WHAT YOU HAVE TO DO
From the entries below, extract every line that includes the word "כלומר".

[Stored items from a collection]
________________
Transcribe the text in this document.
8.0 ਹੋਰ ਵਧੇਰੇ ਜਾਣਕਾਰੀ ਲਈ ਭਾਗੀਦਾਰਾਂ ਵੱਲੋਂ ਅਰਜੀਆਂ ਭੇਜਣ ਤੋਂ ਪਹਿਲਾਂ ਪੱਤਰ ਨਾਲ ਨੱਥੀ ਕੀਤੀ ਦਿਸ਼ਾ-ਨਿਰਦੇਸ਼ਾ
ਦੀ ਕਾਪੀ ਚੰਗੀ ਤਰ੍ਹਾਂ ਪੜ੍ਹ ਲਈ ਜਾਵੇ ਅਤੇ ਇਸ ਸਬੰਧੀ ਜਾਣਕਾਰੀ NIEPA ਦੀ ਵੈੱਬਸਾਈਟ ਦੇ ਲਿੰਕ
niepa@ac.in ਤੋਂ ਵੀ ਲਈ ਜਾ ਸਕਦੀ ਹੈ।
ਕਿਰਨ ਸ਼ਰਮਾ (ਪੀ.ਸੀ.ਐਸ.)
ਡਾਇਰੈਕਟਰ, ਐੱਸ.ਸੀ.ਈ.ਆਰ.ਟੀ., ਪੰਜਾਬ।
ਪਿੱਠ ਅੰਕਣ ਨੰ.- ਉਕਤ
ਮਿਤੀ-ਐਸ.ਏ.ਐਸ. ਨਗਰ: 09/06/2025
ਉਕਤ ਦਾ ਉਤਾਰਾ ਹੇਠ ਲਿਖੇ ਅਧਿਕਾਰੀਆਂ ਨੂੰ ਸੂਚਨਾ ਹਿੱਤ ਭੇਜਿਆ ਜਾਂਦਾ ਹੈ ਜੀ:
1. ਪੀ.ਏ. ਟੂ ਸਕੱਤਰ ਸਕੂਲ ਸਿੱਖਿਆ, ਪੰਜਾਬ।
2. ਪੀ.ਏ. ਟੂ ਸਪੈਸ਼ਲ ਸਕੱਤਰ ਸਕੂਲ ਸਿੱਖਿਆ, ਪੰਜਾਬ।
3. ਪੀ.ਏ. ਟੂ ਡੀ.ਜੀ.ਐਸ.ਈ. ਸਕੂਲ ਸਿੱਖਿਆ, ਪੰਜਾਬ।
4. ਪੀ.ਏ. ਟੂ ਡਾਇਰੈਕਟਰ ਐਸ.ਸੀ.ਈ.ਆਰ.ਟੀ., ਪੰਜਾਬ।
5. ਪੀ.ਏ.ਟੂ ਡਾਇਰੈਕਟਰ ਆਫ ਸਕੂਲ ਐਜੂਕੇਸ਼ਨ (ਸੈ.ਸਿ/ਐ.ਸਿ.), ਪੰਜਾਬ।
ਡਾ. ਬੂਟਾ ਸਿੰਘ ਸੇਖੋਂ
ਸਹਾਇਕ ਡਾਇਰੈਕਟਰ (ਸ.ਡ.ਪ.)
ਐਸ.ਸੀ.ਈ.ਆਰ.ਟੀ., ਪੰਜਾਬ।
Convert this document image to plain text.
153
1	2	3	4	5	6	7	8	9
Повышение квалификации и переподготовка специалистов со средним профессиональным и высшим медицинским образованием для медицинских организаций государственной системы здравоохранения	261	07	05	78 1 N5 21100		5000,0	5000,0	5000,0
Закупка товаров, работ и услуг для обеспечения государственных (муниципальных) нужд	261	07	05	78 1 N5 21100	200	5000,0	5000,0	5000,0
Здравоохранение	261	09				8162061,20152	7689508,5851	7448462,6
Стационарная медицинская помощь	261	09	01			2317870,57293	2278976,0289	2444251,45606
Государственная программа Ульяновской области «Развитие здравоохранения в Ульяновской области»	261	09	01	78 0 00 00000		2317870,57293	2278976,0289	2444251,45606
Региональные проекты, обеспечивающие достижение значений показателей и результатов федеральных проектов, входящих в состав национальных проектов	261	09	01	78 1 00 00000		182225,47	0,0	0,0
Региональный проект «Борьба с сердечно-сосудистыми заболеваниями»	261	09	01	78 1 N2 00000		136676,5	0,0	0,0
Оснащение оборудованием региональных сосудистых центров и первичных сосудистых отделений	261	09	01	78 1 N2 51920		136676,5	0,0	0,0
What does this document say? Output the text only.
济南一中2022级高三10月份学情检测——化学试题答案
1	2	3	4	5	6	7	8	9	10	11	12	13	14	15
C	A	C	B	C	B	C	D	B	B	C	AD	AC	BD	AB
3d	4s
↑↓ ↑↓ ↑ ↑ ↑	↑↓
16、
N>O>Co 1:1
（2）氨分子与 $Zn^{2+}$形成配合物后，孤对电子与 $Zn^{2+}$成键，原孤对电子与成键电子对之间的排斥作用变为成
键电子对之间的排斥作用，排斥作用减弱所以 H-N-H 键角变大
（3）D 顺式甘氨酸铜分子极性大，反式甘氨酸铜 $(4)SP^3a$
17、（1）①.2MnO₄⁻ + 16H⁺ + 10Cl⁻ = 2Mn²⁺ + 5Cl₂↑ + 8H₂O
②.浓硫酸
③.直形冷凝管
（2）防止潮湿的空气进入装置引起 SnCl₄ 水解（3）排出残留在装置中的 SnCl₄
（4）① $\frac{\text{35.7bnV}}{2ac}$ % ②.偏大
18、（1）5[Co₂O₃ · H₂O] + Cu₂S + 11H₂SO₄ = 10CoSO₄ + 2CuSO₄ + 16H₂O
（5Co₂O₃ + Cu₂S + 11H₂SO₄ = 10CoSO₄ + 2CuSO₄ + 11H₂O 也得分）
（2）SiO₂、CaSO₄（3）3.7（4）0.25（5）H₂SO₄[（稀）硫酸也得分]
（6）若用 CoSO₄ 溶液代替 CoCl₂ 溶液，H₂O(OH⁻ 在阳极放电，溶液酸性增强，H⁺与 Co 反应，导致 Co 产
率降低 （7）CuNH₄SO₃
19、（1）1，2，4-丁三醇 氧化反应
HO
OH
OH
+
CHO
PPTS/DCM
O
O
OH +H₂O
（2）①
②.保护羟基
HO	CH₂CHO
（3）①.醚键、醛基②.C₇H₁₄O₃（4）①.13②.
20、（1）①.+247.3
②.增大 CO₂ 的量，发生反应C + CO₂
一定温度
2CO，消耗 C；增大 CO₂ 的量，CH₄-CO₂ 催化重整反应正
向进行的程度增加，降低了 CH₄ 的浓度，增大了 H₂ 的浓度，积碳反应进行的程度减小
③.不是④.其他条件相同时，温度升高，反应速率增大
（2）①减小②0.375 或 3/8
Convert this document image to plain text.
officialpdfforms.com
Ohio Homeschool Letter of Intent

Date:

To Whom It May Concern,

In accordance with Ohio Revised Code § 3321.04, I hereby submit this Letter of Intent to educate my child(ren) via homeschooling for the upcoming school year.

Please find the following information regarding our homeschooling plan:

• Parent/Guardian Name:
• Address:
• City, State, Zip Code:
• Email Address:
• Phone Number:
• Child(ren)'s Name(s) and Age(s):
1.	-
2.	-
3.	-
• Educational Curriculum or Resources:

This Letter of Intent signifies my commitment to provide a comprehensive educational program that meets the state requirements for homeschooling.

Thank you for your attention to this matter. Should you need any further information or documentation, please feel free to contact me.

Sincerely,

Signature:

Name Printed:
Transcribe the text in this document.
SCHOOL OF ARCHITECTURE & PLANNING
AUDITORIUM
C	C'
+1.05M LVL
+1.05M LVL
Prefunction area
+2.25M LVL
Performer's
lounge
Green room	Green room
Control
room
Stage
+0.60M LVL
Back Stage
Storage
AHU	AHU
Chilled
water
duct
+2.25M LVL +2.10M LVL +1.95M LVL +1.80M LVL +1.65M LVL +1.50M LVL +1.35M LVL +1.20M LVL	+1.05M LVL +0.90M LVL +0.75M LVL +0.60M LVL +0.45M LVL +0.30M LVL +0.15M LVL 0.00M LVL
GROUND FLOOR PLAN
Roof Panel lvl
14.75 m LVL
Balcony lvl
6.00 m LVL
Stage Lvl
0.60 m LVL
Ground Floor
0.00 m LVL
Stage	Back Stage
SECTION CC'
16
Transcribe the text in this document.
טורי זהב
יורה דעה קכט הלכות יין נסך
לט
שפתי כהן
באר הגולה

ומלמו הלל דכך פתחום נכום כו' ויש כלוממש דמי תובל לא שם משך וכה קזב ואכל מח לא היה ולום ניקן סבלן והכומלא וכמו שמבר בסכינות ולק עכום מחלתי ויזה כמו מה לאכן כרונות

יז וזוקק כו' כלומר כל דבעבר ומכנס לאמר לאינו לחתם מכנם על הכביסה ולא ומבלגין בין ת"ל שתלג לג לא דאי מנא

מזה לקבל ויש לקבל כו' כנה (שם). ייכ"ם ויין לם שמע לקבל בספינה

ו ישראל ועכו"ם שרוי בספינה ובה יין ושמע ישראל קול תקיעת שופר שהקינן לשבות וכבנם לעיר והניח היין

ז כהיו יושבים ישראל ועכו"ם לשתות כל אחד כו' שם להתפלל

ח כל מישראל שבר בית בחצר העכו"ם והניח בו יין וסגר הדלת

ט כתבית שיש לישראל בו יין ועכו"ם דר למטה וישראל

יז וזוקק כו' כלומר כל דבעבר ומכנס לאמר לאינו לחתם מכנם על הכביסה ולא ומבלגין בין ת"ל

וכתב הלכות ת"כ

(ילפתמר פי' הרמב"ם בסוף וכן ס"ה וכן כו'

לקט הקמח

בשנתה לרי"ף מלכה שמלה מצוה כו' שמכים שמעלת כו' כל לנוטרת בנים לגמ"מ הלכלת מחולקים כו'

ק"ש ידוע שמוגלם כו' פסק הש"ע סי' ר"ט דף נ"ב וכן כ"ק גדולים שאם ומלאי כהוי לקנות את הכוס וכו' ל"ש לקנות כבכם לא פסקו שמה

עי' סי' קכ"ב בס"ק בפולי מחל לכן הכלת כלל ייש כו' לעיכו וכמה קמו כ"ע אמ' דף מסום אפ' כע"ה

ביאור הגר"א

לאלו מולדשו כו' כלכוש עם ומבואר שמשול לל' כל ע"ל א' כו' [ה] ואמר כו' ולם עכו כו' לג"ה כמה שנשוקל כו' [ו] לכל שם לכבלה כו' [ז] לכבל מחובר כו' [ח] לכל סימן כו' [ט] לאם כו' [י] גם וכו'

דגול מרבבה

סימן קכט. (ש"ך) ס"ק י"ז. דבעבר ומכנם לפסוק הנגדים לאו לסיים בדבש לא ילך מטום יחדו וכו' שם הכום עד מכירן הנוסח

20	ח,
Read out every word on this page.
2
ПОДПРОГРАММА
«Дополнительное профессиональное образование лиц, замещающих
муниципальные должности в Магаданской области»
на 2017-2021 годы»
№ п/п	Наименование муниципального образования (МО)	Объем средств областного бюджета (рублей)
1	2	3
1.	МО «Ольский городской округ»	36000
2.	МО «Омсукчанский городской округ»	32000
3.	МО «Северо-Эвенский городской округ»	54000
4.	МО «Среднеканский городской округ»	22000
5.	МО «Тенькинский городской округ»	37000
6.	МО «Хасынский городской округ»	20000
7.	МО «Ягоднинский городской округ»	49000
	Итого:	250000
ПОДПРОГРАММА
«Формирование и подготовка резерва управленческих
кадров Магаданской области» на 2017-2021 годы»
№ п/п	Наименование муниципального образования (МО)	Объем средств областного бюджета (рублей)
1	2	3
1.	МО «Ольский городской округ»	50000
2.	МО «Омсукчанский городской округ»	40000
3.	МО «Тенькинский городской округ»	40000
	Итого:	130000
________________
TASK OUTPUT
יז וזוקק כו' כלומר כל דבעבר ומכנס לאמר לאינו לחתם מכנם על הכביסה ולא ומבלגין בין ת"ל שתלג לג לא דאי מנא
יז וזוקק כו' כלומר כל דבעבר ומכנס לאמר לאינו לחתם מכנם על הכביסה ולא ומבלגין בין ת"ל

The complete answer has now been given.